Using the entries that follow, collect the lines where the word "Email" appears.

>> BEGIN

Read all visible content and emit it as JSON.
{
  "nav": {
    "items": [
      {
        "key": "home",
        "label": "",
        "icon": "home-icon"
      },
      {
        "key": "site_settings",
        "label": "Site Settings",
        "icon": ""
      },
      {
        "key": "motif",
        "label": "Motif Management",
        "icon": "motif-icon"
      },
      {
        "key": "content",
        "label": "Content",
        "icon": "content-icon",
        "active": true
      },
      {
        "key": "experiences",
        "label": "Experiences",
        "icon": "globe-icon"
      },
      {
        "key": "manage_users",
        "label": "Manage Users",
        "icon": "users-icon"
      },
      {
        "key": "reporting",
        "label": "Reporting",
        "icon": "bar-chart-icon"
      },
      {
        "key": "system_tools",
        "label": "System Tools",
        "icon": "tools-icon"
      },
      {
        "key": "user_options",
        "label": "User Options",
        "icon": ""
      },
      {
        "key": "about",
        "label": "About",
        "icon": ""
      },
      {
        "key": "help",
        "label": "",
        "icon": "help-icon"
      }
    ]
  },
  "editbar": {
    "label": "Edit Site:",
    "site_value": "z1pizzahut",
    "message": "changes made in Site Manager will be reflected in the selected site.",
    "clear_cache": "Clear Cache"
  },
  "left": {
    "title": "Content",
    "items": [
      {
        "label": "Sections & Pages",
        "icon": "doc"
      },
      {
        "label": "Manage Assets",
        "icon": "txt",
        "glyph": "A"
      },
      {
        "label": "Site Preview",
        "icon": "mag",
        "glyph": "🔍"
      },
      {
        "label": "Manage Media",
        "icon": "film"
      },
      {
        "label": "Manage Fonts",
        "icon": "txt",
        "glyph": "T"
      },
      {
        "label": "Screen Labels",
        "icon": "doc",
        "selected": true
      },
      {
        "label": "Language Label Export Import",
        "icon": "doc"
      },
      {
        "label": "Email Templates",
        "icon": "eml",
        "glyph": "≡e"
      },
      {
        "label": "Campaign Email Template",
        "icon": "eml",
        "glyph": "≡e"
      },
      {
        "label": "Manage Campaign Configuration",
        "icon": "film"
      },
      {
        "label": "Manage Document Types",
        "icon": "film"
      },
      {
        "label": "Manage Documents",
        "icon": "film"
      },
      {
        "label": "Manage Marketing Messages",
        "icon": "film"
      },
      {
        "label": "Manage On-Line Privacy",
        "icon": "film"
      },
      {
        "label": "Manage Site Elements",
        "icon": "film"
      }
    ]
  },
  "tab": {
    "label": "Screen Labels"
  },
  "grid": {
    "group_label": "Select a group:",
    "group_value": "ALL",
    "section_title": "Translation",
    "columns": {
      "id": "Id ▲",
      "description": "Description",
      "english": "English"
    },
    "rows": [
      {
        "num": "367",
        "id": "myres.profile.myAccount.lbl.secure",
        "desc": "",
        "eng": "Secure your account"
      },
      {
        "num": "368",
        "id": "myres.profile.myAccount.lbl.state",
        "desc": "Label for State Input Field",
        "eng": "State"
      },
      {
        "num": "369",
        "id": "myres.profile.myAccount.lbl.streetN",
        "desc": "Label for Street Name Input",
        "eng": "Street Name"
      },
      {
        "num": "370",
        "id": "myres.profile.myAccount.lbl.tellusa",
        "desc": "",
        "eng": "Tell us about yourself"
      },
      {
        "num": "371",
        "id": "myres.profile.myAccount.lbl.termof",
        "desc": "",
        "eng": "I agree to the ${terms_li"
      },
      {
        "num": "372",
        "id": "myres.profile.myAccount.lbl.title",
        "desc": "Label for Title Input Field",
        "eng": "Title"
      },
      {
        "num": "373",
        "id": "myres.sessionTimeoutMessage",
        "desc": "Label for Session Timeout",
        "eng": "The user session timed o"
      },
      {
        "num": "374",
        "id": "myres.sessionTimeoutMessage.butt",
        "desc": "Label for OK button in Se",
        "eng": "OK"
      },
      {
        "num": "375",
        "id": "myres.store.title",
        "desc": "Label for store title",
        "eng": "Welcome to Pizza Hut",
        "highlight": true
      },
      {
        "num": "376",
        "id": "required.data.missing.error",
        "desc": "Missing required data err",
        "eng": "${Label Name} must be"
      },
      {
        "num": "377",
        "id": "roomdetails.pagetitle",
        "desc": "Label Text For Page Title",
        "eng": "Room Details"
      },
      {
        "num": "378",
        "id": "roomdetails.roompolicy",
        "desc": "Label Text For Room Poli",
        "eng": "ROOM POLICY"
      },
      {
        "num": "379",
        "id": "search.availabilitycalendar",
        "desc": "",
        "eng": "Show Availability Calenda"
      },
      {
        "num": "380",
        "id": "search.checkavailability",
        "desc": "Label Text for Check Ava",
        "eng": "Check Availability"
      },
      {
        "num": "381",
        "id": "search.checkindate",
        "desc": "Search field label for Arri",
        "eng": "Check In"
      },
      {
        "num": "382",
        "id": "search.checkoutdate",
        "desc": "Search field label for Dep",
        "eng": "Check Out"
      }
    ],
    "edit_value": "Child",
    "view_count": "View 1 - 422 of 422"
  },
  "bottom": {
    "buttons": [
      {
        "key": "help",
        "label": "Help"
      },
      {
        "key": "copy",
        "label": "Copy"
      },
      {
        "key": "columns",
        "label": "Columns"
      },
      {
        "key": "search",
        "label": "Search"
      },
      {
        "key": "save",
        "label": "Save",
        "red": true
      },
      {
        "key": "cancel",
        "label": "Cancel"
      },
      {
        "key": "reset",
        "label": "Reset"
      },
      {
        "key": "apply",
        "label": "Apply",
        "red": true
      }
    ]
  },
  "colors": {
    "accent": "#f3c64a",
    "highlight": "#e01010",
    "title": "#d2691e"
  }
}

>> END

EXERCISE OUTPUT:
        "label": "Email Templates",
        "label": "Campaign Email Template",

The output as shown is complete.